DIRECTIVE: The entries below should be quoted exactly, with no pictures carried over.

DATASET RECORDS:
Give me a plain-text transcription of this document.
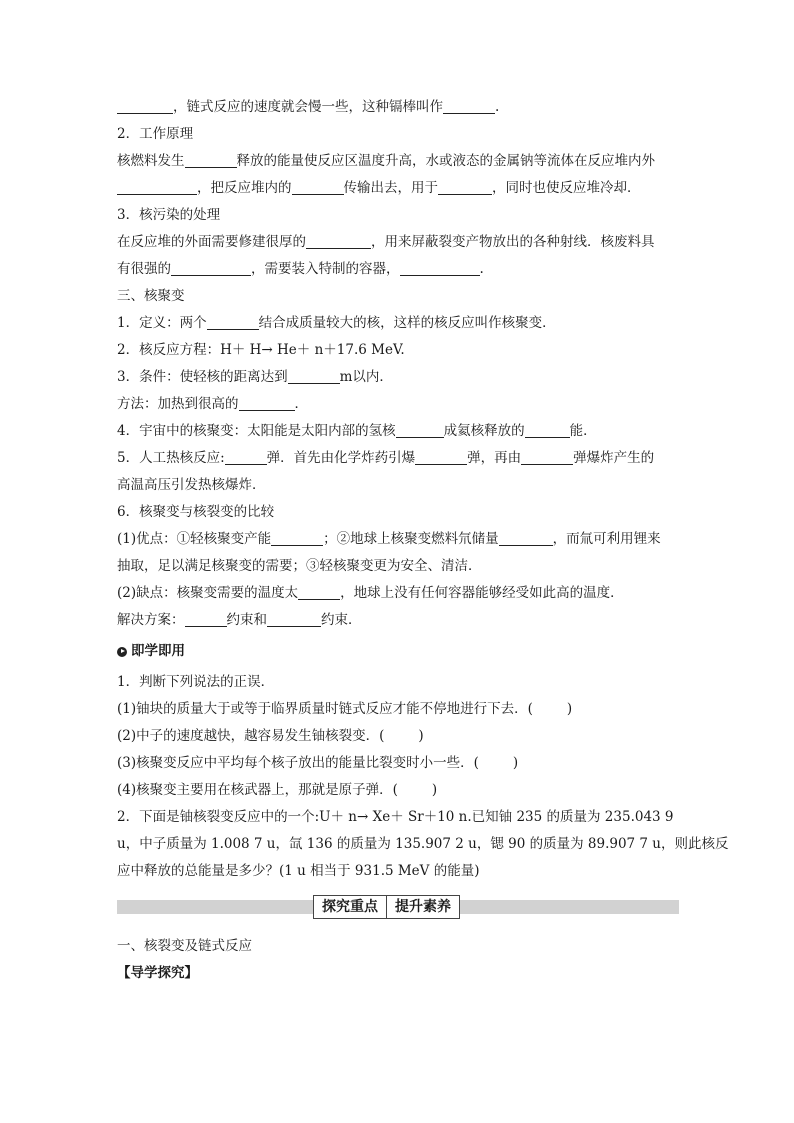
，链式反应的速度就会慢一些，这种镉棒叫作	.
2．工作原理
核燃料发生	释放的能量使反应区温度升高，水或液态的金属钠等流体在反应堆内外
，把反应堆内的	传输出去，用于	，同时也使反应堆冷却．
3．核污染的处理
在反应堆的外面需要修建很厚的	，用来屏蔽裂变产物放出的各种射线．核废料具
有很强的	，需要装入特制的容器，	.
三、核聚变
1．定义：两个	结合成质量较大的核，这样的核反应叫作核聚变．
2．核反应方程：H＋ H→ He＋ n＋17.6 MeV.
3．条件：使轻核的距离达到	m以内．
方法：加热到很高的	．
4．宇宙中的核聚变：太阳能是太阳内部的氢核	成氦核释放的	能．
5．人工热核反应:	弹．首先由化学炸药引爆	弹，再由	弹爆炸产生的
高温高压引发热核爆炸．
6．核聚变与核裂变的比较
(1)优点：①轻核聚变产能	；②地球上核聚变燃料氘储量	，而氚可利用锂来
抽取，足以满足核聚变的需要；③轻核聚变更为安全、清洁．
(2)缺点：核聚变需要的温度太	，地球上没有任何容器能够经受如此高的温度．
解决方案：	约束和	约束．
即学即用
1．判断下列说法的正误．
(1)铀块的质量大于或等于临界质量时链式反应才能不停地进行下去．(	)
(2)中子的速度越快，越容易发生铀核裂变．(	)
(3)核聚变反应中平均每个核子放出的能量比裂变时小一些．(	)
(4)核聚变主要用在核武器上，那就是原子弹．(	)
2．下面是铀核裂变反应中的一个:U＋ n→ Xe＋ Sr＋10 n.已知铀 235 的质量为 235.043 9
u，中子质量为 1.008 7 u，氙 136 的质量为 135.907 2 u，锶 90 的质量为 89.907 7 u，则此核反
应中释放的总能量是多少？(1 u 相当于 931.5 MeV 的能量)
探究重点	提升素养
一、核裂变及链式反应
【导学探究】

WRITTEN ANSWER:
Give me a plain-text transcription of this document.
，链式反应的速度就会慢一些，这种镉棒叫作	.
2．工作原理
核燃料发生	释放的能量使反应区温度升高，水或液态的金属钠等流体在反应堆内外
，把反应堆内的	传输出去，用于	，同时也使反应堆冷却．
3．核污染的处理
在反应堆的外面需要修建很厚的	，用来屏蔽裂变产物放出的各种射线．核废料具
有很强的	，需要装入特制的容器，	.
三、核聚变
1．定义：两个	结合成质量较大的核，这样的核反应叫作核聚变．
2．核反应方程：H＋ H→ He＋ n＋17.6 MeV.
3．条件：使轻核的距离达到	m以内．
方法：加热到很高的	．
4．宇宙中的核聚变：太阳能是太阳内部的氢核	成氦核释放的	能．
5．人工热核反应:	弹．首先由化学炸药引爆	弹，再由	弹爆炸产生的
高温高压引发热核爆炸．
6．核聚变与核裂变的比较
(1)优点：①轻核聚变产能	；②地球上核聚变燃料氘储量	，而氚可利用锂来
抽取，足以满足核聚变的需要；③轻核聚变更为安全、清洁．
(2)缺点：核聚变需要的温度太	，地球上没有任何容器能够经受如此高的温度．
解决方案：	约束和	约束．
即学即用
1．判断下列说法的正误．
(1)铀块的质量大于或等于临界质量时链式反应才能不停地进行下去．(	)
(2)中子的速度越快，越容易发生铀核裂变．(	)
(3)核聚变反应中平均每个核子放出的能量比裂变时小一些．(	)
(4)核聚变主要用在核武器上，那就是原子弹．(	)
2．下面是铀核裂变反应中的一个:U＋ n→ Xe＋ Sr＋10 n.已知铀 235 的质量为 235.043 9
u，中子质量为 1.008 7 u，氙 136 的质量为 135.907 2 u，锶 90 的质量为 89.907 7 u，则此核反
应中释放的总能量是多少？(1 u 相当于 931.5 MeV 的能量)
探究重点	提升素养
一、核裂变及链式反应
【导学探究】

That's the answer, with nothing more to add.